■ **SET EXERCISE**
Do any lines in the data below contain "Andel"? If so, copy every one of them.

════════════════════

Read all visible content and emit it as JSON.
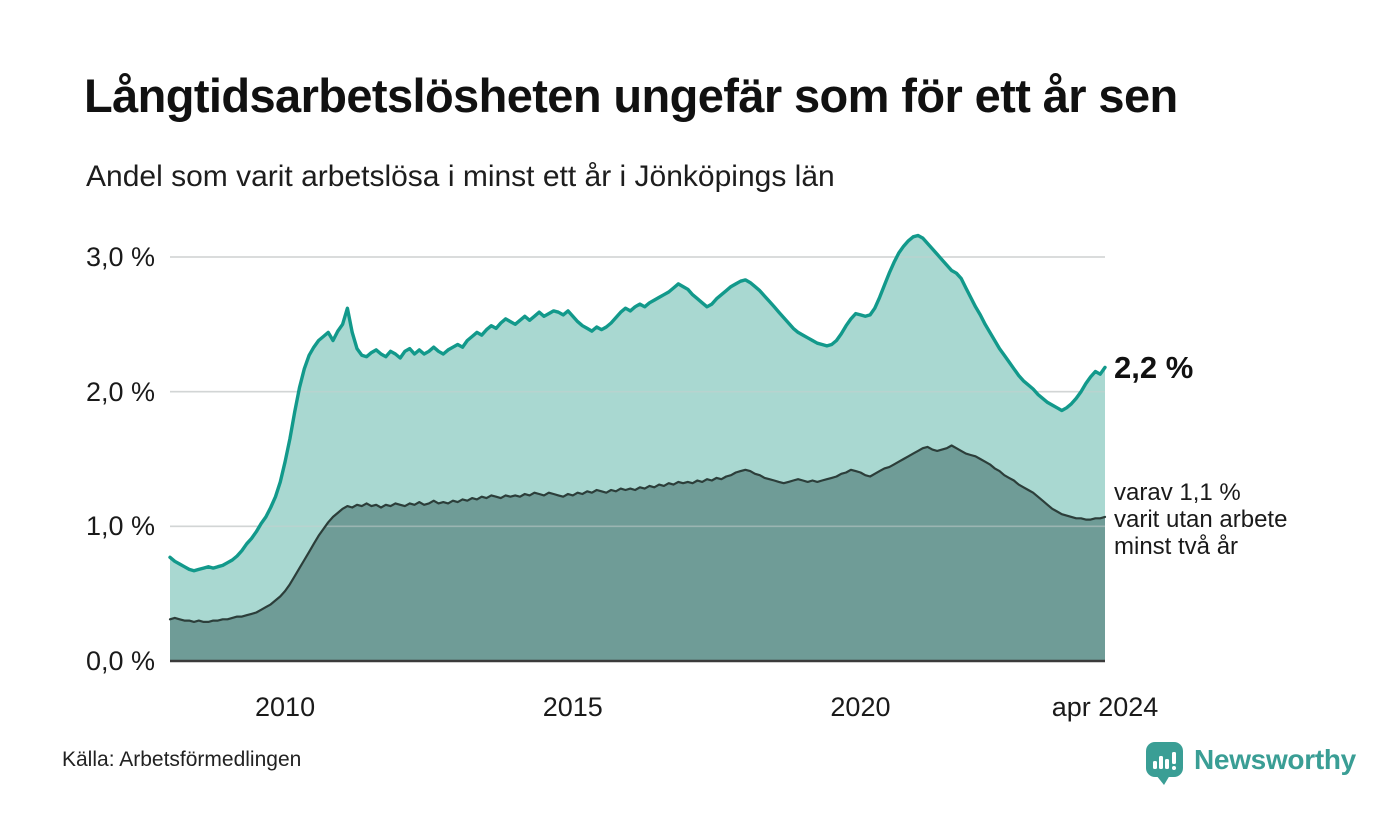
{
  "header": {
    "title": "Långtidsarbetslösheten ungefär som för ett år sen",
    "subtitle": "Andel som varit arbetslösa i minst ett år i Jönköpings län"
  },
  "footer": {
    "source": "Källa: Arbetsförmedlingen",
    "brand": "Newsworthy"
  },
  "colors": {
    "accent_teal_line": "#12998b",
    "light_area_fill": "#a9d8d1",
    "dark_area_fill": "#6f9c97",
    "dark_series_line": "#2c3e3a",
    "gridline": "#dcdcdc",
    "axis_line": "#3b3b3b",
    "text": "#1a1a1a",
    "brand_teal": "#3a9e95"
  },
  "chart_data": {
    "type": "area",
    "title": "Långtidsarbetslösheten ungefär som för ett år sen",
    "subtitle": "Andel som varit arbetslösa i minst ett år i Jönköpings län",
    "x_start": "2008-01",
    "x_end": "2024-04",
    "x_interval": "monthly",
    "ylim": [
      0,
      3.2
    ],
    "grid": true,
    "y_ticks": [
      {
        "label": "0,0 %",
        "value": 0
      },
      {
        "label": "1,0 %",
        "value": 1
      },
      {
        "label": "2,0 %",
        "value": 2
      },
      {
        "label": "3,0 %",
        "value": 3
      }
    ],
    "x_ticks": [
      {
        "label": "2010",
        "month_index": 24
      },
      {
        "label": "2015",
        "month_index": 84
      },
      {
        "label": "2020",
        "month_index": 144
      },
      {
        "label": "apr 2024",
        "month_index": 195
      }
    ],
    "series": [
      {
        "name": "Andel arbetslösa minst ett år",
        "line_color": "#12998b",
        "fill_color": "#a9d8d1",
        "line_width": 3.4,
        "end_label": "2,2 %",
        "values": [
          0.77,
          0.74,
          0.72,
          0.7,
          0.68,
          0.67,
          0.68,
          0.69,
          0.7,
          0.69,
          0.7,
          0.71,
          0.73,
          0.75,
          0.78,
          0.82,
          0.87,
          0.91,
          0.96,
          1.02,
          1.07,
          1.14,
          1.22,
          1.33,
          1.48,
          1.65,
          1.85,
          2.03,
          2.17,
          2.27,
          2.33,
          2.38,
          2.41,
          2.44,
          2.38,
          2.45,
          2.5,
          2.62,
          2.44,
          2.32,
          2.27,
          2.26,
          2.29,
          2.31,
          2.28,
          2.26,
          2.3,
          2.28,
          2.25,
          2.3,
          2.32,
          2.28,
          2.31,
          2.28,
          2.3,
          2.33,
          2.3,
          2.28,
          2.31,
          2.33,
          2.35,
          2.33,
          2.38,
          2.41,
          2.44,
          2.42,
          2.46,
          2.49,
          2.47,
          2.51,
          2.54,
          2.52,
          2.5,
          2.53,
          2.56,
          2.53,
          2.56,
          2.59,
          2.56,
          2.58,
          2.6,
          2.59,
          2.57,
          2.6,
          2.56,
          2.52,
          2.49,
          2.47,
          2.45,
          2.48,
          2.46,
          2.48,
          2.51,
          2.55,
          2.59,
          2.62,
          2.6,
          2.63,
          2.65,
          2.63,
          2.66,
          2.68,
          2.7,
          2.72,
          2.74,
          2.77,
          2.8,
          2.78,
          2.76,
          2.72,
          2.69,
          2.66,
          2.63,
          2.65,
          2.69,
          2.72,
          2.75,
          2.78,
          2.8,
          2.82,
          2.83,
          2.81,
          2.78,
          2.75,
          2.71,
          2.67,
          2.63,
          2.59,
          2.55,
          2.51,
          2.47,
          2.44,
          2.42,
          2.4,
          2.38,
          2.36,
          2.35,
          2.34,
          2.35,
          2.38,
          2.43,
          2.49,
          2.54,
          2.58,
          2.57,
          2.56,
          2.57,
          2.62,
          2.7,
          2.79,
          2.88,
          2.96,
          3.03,
          3.08,
          3.12,
          3.15,
          3.16,
          3.14,
          3.1,
          3.06,
          3.02,
          2.98,
          2.94,
          2.9,
          2.88,
          2.84,
          2.77,
          2.7,
          2.63,
          2.57,
          2.5,
          2.44,
          2.38,
          2.32,
          2.27,
          2.22,
          2.17,
          2.12,
          2.08,
          2.05,
          2.02,
          1.98,
          1.95,
          1.92,
          1.9,
          1.88,
          1.86,
          1.88,
          1.91,
          1.95,
          2.0,
          2.06,
          2.11,
          2.15,
          2.13,
          2.18
        ]
      },
      {
        "name": "Andel arbetslösa minst två år",
        "line_color": "#2c3e3a",
        "fill_color": "#6f9c97",
        "line_width": 2.2,
        "end_label_lines": [
          "varav 1,1 %",
          "varit utan arbete",
          "minst två år"
        ],
        "values": [
          0.31,
          0.32,
          0.31,
          0.3,
          0.3,
          0.29,
          0.3,
          0.29,
          0.29,
          0.3,
          0.3,
          0.31,
          0.31,
          0.32,
          0.33,
          0.33,
          0.34,
          0.35,
          0.36,
          0.38,
          0.4,
          0.42,
          0.45,
          0.48,
          0.52,
          0.57,
          0.63,
          0.69,
          0.75,
          0.81,
          0.87,
          0.93,
          0.98,
          1.03,
          1.07,
          1.1,
          1.13,
          1.15,
          1.14,
          1.16,
          1.15,
          1.17,
          1.15,
          1.16,
          1.14,
          1.16,
          1.15,
          1.17,
          1.16,
          1.15,
          1.17,
          1.16,
          1.18,
          1.16,
          1.17,
          1.19,
          1.17,
          1.18,
          1.17,
          1.19,
          1.18,
          1.2,
          1.19,
          1.21,
          1.2,
          1.22,
          1.21,
          1.23,
          1.22,
          1.21,
          1.23,
          1.22,
          1.23,
          1.22,
          1.24,
          1.23,
          1.25,
          1.24,
          1.23,
          1.25,
          1.24,
          1.23,
          1.22,
          1.24,
          1.23,
          1.25,
          1.24,
          1.26,
          1.25,
          1.27,
          1.26,
          1.25,
          1.27,
          1.26,
          1.28,
          1.27,
          1.28,
          1.27,
          1.29,
          1.28,
          1.3,
          1.29,
          1.31,
          1.3,
          1.32,
          1.31,
          1.33,
          1.32,
          1.33,
          1.32,
          1.34,
          1.33,
          1.35,
          1.34,
          1.36,
          1.35,
          1.37,
          1.38,
          1.4,
          1.41,
          1.42,
          1.41,
          1.39,
          1.38,
          1.36,
          1.35,
          1.34,
          1.33,
          1.32,
          1.33,
          1.34,
          1.35,
          1.34,
          1.33,
          1.34,
          1.33,
          1.34,
          1.35,
          1.36,
          1.37,
          1.39,
          1.4,
          1.42,
          1.41,
          1.4,
          1.38,
          1.37,
          1.39,
          1.41,
          1.43,
          1.44,
          1.46,
          1.48,
          1.5,
          1.52,
          1.54,
          1.56,
          1.58,
          1.59,
          1.57,
          1.56,
          1.57,
          1.58,
          1.6,
          1.58,
          1.56,
          1.54,
          1.53,
          1.52,
          1.5,
          1.48,
          1.46,
          1.43,
          1.41,
          1.38,
          1.36,
          1.34,
          1.31,
          1.29,
          1.27,
          1.25,
          1.22,
          1.19,
          1.16,
          1.13,
          1.11,
          1.09,
          1.08,
          1.07,
          1.06,
          1.06,
          1.05,
          1.05,
          1.06,
          1.06,
          1.07
        ]
      }
    ]
  }
}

════════════════════

■ **WRITTEN RESPONSE**
    "subtitle": "Andel som varit arbetslösa i minst ett år i Jönköpings län"
    "subtitle": "Andel som varit arbetslösa i minst ett år i Jönköpings län",
        "name": "Andel arbetslösa minst ett år",
        "name": "Andel arbetslösa minst två år",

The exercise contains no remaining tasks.